[PROBLEM STATEMENT]
Your task is to print all of the data word for word.

# # #

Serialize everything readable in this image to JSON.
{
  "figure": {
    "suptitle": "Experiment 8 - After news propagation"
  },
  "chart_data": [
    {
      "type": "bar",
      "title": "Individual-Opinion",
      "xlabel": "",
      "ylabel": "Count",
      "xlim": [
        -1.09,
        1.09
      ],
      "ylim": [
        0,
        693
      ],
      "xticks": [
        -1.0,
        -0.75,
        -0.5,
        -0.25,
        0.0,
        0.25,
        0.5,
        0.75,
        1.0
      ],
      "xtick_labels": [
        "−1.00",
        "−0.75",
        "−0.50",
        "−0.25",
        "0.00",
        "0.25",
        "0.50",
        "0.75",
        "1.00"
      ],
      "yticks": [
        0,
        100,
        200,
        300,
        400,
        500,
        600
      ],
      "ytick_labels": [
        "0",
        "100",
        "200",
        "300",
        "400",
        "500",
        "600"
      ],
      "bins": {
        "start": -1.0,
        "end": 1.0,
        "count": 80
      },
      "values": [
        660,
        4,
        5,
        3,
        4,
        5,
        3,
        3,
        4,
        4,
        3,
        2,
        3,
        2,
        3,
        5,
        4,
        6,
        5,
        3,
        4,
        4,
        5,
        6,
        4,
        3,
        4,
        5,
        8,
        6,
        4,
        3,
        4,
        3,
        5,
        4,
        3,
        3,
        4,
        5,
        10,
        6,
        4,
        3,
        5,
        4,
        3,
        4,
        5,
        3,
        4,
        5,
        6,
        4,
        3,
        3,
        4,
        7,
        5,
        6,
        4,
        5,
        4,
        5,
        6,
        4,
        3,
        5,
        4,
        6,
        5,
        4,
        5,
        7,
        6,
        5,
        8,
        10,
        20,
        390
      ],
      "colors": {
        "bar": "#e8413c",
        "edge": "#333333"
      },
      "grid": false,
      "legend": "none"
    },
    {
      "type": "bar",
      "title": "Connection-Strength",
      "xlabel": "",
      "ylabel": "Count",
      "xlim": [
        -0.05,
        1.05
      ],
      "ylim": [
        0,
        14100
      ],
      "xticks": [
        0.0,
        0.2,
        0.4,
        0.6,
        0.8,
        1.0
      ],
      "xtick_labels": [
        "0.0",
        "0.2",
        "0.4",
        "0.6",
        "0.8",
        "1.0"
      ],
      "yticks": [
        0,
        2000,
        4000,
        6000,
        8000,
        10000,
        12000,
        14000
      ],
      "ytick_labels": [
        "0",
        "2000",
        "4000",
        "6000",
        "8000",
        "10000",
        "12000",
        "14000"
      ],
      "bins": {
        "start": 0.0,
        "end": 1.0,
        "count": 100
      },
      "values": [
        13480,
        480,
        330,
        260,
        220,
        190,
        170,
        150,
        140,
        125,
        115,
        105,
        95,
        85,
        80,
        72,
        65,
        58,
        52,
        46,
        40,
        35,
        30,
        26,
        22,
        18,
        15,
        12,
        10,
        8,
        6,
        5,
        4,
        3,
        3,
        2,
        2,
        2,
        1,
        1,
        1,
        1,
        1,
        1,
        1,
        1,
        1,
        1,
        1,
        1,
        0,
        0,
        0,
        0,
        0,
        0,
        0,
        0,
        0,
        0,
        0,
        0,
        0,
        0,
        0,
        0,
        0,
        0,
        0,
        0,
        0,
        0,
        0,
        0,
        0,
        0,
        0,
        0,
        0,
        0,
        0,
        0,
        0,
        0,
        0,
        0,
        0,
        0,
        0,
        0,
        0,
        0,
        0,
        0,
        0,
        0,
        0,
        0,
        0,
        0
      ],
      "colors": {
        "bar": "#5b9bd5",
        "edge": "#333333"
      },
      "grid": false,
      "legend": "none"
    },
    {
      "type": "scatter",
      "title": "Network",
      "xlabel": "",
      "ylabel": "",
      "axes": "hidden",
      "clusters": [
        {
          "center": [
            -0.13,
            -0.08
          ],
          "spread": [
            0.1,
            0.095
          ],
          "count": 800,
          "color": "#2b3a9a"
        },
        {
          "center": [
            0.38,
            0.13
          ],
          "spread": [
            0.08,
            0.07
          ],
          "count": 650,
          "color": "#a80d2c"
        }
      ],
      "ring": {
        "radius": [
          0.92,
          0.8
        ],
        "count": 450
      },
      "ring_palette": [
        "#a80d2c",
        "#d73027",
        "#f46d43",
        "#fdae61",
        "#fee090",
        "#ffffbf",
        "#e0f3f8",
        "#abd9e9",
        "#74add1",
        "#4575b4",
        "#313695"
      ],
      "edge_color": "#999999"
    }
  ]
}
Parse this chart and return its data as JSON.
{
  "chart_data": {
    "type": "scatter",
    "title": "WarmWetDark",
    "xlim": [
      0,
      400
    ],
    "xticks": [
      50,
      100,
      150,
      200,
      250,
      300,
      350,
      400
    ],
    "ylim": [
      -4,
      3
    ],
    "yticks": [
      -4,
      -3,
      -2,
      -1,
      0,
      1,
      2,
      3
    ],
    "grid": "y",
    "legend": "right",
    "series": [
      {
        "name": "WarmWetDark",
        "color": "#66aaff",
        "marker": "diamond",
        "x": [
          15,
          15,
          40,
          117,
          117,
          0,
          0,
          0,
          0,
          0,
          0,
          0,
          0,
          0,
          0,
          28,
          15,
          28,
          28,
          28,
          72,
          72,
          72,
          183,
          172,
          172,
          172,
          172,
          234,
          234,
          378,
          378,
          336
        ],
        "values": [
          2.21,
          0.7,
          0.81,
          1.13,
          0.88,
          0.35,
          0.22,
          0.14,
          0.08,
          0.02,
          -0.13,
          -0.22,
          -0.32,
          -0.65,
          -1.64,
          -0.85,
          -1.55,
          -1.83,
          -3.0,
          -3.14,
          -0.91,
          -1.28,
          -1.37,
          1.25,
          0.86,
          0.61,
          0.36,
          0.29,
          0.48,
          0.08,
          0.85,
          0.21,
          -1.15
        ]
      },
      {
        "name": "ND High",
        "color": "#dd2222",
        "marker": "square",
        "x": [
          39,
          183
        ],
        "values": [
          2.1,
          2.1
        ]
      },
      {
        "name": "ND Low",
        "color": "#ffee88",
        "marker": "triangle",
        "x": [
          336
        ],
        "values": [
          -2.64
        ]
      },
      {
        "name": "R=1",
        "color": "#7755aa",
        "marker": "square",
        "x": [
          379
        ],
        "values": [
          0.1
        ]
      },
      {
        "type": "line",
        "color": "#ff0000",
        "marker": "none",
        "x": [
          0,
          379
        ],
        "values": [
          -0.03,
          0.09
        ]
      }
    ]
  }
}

# # #

[WRITTEN ANSWER]
Serialize everything readable in this image to JSON.
{
  "figure": {
    "suptitle": "Experiment 8 - After news propagation"
  },
  "chart_data": [
    {
      "type": "bar",
      "title": "Individual-Opinion",
      "xlabel": "",
      "ylabel": "Count",
      "xlim": [
        -1.09,
        1.09
      ],
      "ylim": [
        0,
        693
      ],
      "xticks": [
        -1.0,
        -0.75,
        -0.5,
        -0.25,
        0.0,
        0.25,
        0.5,
        0.75,
        1.0
      ],
      "xtick_labels": [
        "−1.00",
        "−0.75",
        "−0.50",
        "−0.25",
        "0.00",
        "0.25",
        "0.50",
        "0.75",
        "1.00"
      ],
      "yticks": [
        0,
        100,
        200,
        300,
        400,
        500,
        600
      ],
      "ytick_labels": [
        "0",
        "100",
        "200",
        "300",
        "400",
        "500",
        "600"
      ],
      "bins": {
        "start": -1.0,
        "end": 1.0,
        "count": 80
      },
      "values": [
        660,
        4,
        5,
        3,
        4,
        5,
        3,
        3,
        4,
        4,
        3,
        2,
        3,
        2,
        3,
        5,
        4,
        6,
        5,
        3,
        4,
        4,
        5,
        6,
        4,
        3,
        4,
        5,
        8,
        6,
        4,
        3,
        4,
        3,
        5,
        4,
        3,
        3,
        4,
        5,
        10,
        6,
        4,
        3,
        5,
        4,
        3,
        4,
        5,
        3,
        4,
        5,
        6,
        4,
        3,
        3,
        4,
        7,
        5,
        6,
        4,
        5,
        4,
        5,
        6,
        4,
        3,
        5,
        4,
        6,
        5,
        4,
        5,
        7,
        6,
        5,
        8,
        10,
        20,
        390
      ],
      "colors": {
        "bar": "#e8413c",
        "edge": "#333333"
      },
      "grid": false,
      "legend": "none"
    },
    {
      "type": "bar",
      "title": "Connection-Strength",
      "xlabel": "",
      "ylabel": "Count",
      "xlim": [
        -0.05,
        1.05
      ],
      "ylim": [
        0,
        14100
      ],
      "xticks": [
        0.0,
        0.2,
        0.4,
        0.6,
        0.8,
        1.0
      ],
      "xtick_labels": [
        "0.0",
        "0.2",
        "0.4",
        "0.6",
        "0.8",
        "1.0"
      ],
      "yticks": [
        0,
        2000,
        4000,
        6000,
        8000,
        10000,
        12000,
        14000
      ],
      "ytick_labels": [
        "0",
        "2000",
        "4000",
        "6000",
        "8000",
        "10000",
        "12000",
        "14000"
      ],
      "bins": {
        "start": 0.0,
        "end": 1.0,
        "count": 100
      },
      "values": [
        13480,
        480,
        330,
        260,
        220,
        190,
        170,
        150,
        140,
        125,
        115,
        105,
        95,
        85,
        80,
        72,
        65,
        58,
        52,
        46,
        40,
        35,
        30,
        26,
        22,
        18,
        15,
        12,
        10,
        8,
        6,
        5,
        4,
        3,
        3,
        2,
        2,
        2,
        1,
        1,
        1,
        1,
        1,
        1,
        1,
        1,
        1,
        1,
        1,
        1,
        0,
        0,
        0,
        0,
        0,
        0,
        0,
        0,
        0,
        0,
        0,
        0,
        0,
        0,
        0,
        0,
        0,
        0,
        0,
        0,
        0,
        0,
        0,
        0,
        0,
        0,
        0,
        0,
        0,
        0,
        0,
        0,
        0,
        0,
        0,
        0,
        0,
        0,
        0,
        0,
        0,
        0,
        0,
        0,
        0,
        0,
        0,
        0,
        0,
        0
      ],
      "colors": {
        "bar": "#5b9bd5",
        "edge": "#333333"
      },
      "grid": false,
      "legend": "none"
    },
    {
      "type": "scatter",
      "title": "Network",
      "xlabel": "",
      "ylabel": "",
      "axes": "hidden",
      "clusters": [
        {
          "center": [
            -0.13,
            -0.08
          ],
          "spread": [
            0.1,
            0.095
          ],
          "count": 800,
          "color": "#2b3a9a"
        },
        {
          "center": [
            0.38,
            0.13
          ],
          "spread": [
            0.08,
            0.07
          ],
          "count": 650,
          "color": "#a80d2c"
        }
      ],
      "ring": {
        "radius": [
          0.92,
          0.8
        ],
        "count": 450
      },
      "ring_palette": [
        "#a80d2c",
        "#d73027",
        "#f46d43",
        "#fdae61",
        "#fee090",
        "#ffffbf",
        "#e0f3f8",
        "#abd9e9",
        "#74add1",
        "#4575b4",
        "#313695"
      ],
      "edge_color": "#999999"
    }
  ]
}
Parse this chart and return its data as JSON.
{
  "chart_data": {
    "type": "scatter",
    "title": "WarmWetDark",
    "xlim": [
      0,
      400
    ],
    "xticks": [
      50,
      100,
      150,
      200,
      250,
      300,
      350,
      400
    ],
    "ylim": [
      -4,
      3
    ],
    "yticks": [
      -4,
      -3,
      -2,
      -1,
      0,
      1,
      2,
      3
    ],
    "grid": "y",
    "legend": "right",
    "series": [
      {
        "name": "WarmWetDark",
        "color": "#66aaff",
        "marker": "diamond",
        "x": [
          15,
          15,
          40,
          117,
          117,
          0,
          0,
          0,
          0,
          0,
          0,
          0,
          0,
          0,
          0,
          28,
          15,
          28,
          28,
          28,
          72,
          72,
          72,
          183,
          172,
          172,
          172,
          172,
          234,
          234,
          378,
          378,
          336
        ],
        "values": [
          2.21,
          0.7,
          0.81,
          1.13,
          0.88,
          0.35,
          0.22,
          0.14,
          0.08,
          0.02,
          -0.13,
          -0.22,
          -0.32,
          -0.65,
          -1.64,
          -0.85,
          -1.55,
          -1.83,
          -3.0,
          -3.14,
          -0.91,
          -1.28,
          -1.37,
          1.25,
          0.86,
          0.61,
          0.36,
          0.29,
          0.48,
          0.08,
          0.85,
          0.21,
          -1.15
        ]
      },
      {
        "name": "ND High",
        "color": "#dd2222",
        "marker": "square",
        "x": [
          39,
          183
        ],
        "values": [
          2.1,
          2.1
        ]
      },
      {
        "name": "ND Low",
        "color": "#ffee88",
        "marker": "triangle",
        "x": [
          336
        ],
        "values": [
          -2.64
        ]
      },
      {
        "name": "R=1",
        "color": "#7755aa",
        "marker": "square",
        "x": [
          379
        ],
        "values": [
          0.1
        ]
      },
      {
        "type": "line",
        "color": "#ff0000",
        "marker": "none",
        "x": [
          0,
          379
        ],
        "values": [
          -0.03,
          0.09
        ]
      }
    ]
  }
}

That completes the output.